Reproduce the records below exactly, leaving out any pictures.
- - -
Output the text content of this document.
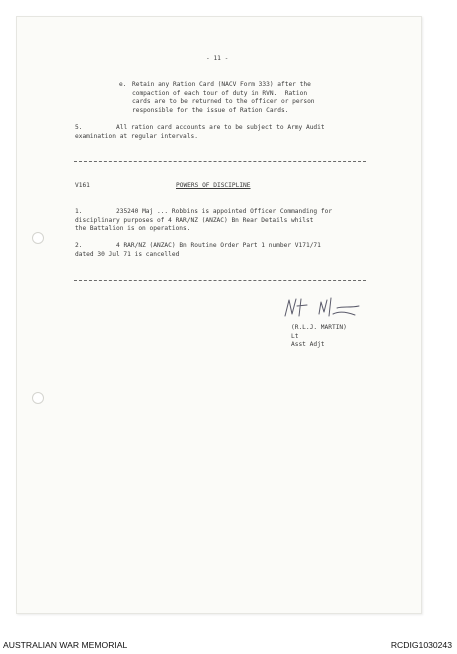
- 11 -

e. Retain any Ration Card (NACV Form 333) after the

compaction of each tour of duty in RVN.  Ration

cards are to be returned to the officer or person

responsible for the issue of Ration Cards.

5.	All ration card accounts are to be subject to Army Audit

examination at regular intervals.

V161	POWERS OF DISCIPLINE

1.	235240 Maj ... Robbins is appointed Officer Commanding for

disciplinary purposes of 4 RAR/NZ (ANZAC) Bn Rear Details whilst

the Battalion is on operations.

2.	4 RAR/NZ (ANZAC) Bn Routine Order Part 1 number V171/71

dated 30 Jul 71 is cancelled

(R.L.J. MARTIN)

Lt

Asst Adjt

AUSTRALIAN WAR MEMORIAL	RCDIG1030243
- - -
SOLVED PROBLEM:
Output the text content of this document.
- 11 -

e. Retain any Ration Card (NACV Form 333) after the

compaction of each tour of duty in RVN.  Ration

cards are to be returned to the officer or person

responsible for the issue of Ration Cards.

5.	All ration card accounts are to be subject to Army Audit

examination at regular intervals.

V161	POWERS OF DISCIPLINE

1.	235240 Maj ... Robbins is appointed Officer Commanding for

disciplinary purposes of 4 RAR/NZ (ANZAC) Bn Rear Details whilst

the Battalion is on operations.

2.	4 RAR/NZ (ANZAC) Bn Routine Order Part 1 number V171/71

dated 30 Jul 71 is cancelled

(R.L.J. MARTIN)

Lt

Asst Adjt

AUSTRALIAN WAR MEMORIAL	RCDIG1030243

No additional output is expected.